*INSTRUCTION*
Your task is to filter the data below down to the lines holding "note".

== GIVEN DATA ==

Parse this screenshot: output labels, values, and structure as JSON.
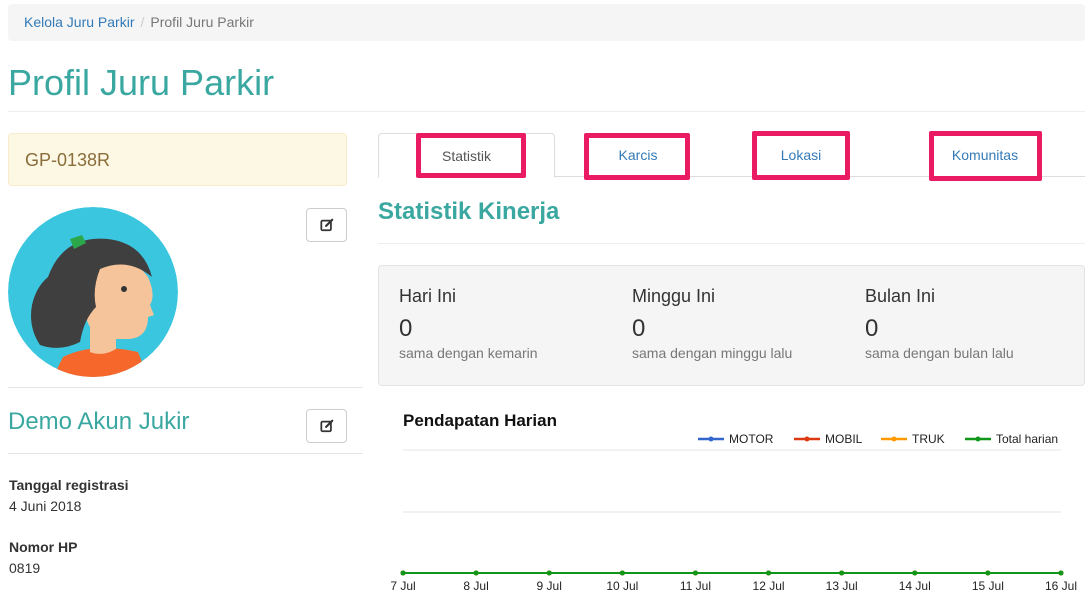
{
  "breadcrumb": {
    "parent": "Kelola Juru Parkir",
    "separator": "/",
    "current": "Profil Juru Parkir"
  },
  "page": {
    "title": "Profil Juru Parkir"
  },
  "profile": {
    "code": "GP-0138R",
    "name": "Demo Akun Jukir",
    "fields": [
      {
        "label": "Tanggal registrasi",
        "value": "4 Juni 2018"
      },
      {
        "label": "Nomor HP",
        "value": "0819"
      }
    ]
  },
  "tabs": [
    {
      "label": "Statistik",
      "active": true
    },
    {
      "label": "Karcis",
      "active": false
    },
    {
      "label": "Lokasi",
      "active": false
    },
    {
      "label": "Komunitas",
      "active": false
    }
  ],
  "section": {
    "title": "Statistik Kinerja"
  },
  "stats": [
    {
      "label": "Hari Ini",
      "value": "0",
      "note": "sama dengan kemarin"
    },
    {
      "label": "Minggu Ini",
      "value": "0",
      "note": "sama dengan minggu lalu"
    },
    {
      "label": "Bulan Ini",
      "value": "0",
      "note": "sama dengan bulan lalu"
    }
  ],
  "colors": {
    "accent": "#3aa8a0",
    "highlight": "#ea1b63",
    "link": "#337ab7"
  },
  "icons": {
    "edit": "edit-icon",
    "avatar": "avatar-illustration"
  },
  "chart_data": {
    "type": "line",
    "title": "Pendapatan Harian",
    "categories": [
      "7 Jul",
      "8 Jul",
      "9 Jul",
      "10 Jul",
      "11 Jul",
      "12 Jul",
      "13 Jul",
      "14 Jul",
      "15 Jul",
      "16 Jul"
    ],
    "series": [
      {
        "name": "MOTOR",
        "color": "#3366cc",
        "values": [
          0,
          0,
          0,
          0,
          0,
          0,
          0,
          0,
          0,
          0
        ]
      },
      {
        "name": "MOBIL",
        "color": "#dc3912",
        "values": [
          0,
          0,
          0,
          0,
          0,
          0,
          0,
          0,
          0,
          0
        ]
      },
      {
        "name": "TRUK",
        "color": "#ff9900",
        "values": [
          0,
          0,
          0,
          0,
          0,
          0,
          0,
          0,
          0,
          0
        ]
      },
      {
        "name": "Total harian",
        "color": "#109618",
        "values": [
          0,
          0,
          0,
          0,
          0,
          0,
          0,
          0,
          0,
          0
        ]
      }
    ],
    "legend": "top-right",
    "grid": true
  }
}
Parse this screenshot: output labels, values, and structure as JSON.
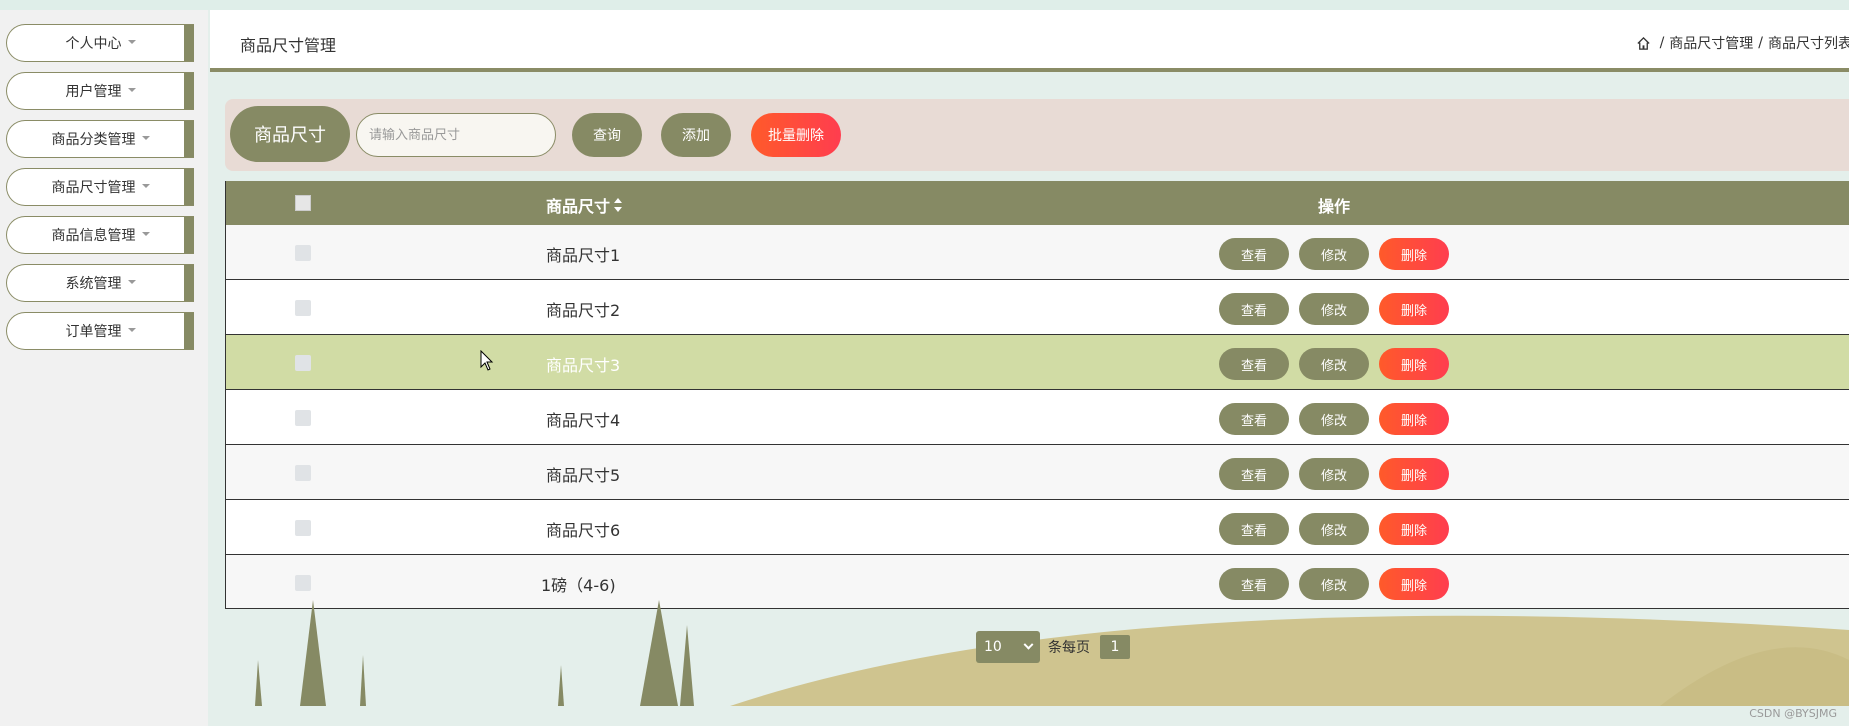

===

*COMPLETED TASK*
      "note": "sama dengan kemarin"
      "note": "sama dengan minggu lalu"
      "note": "sama dengan bulan lalu"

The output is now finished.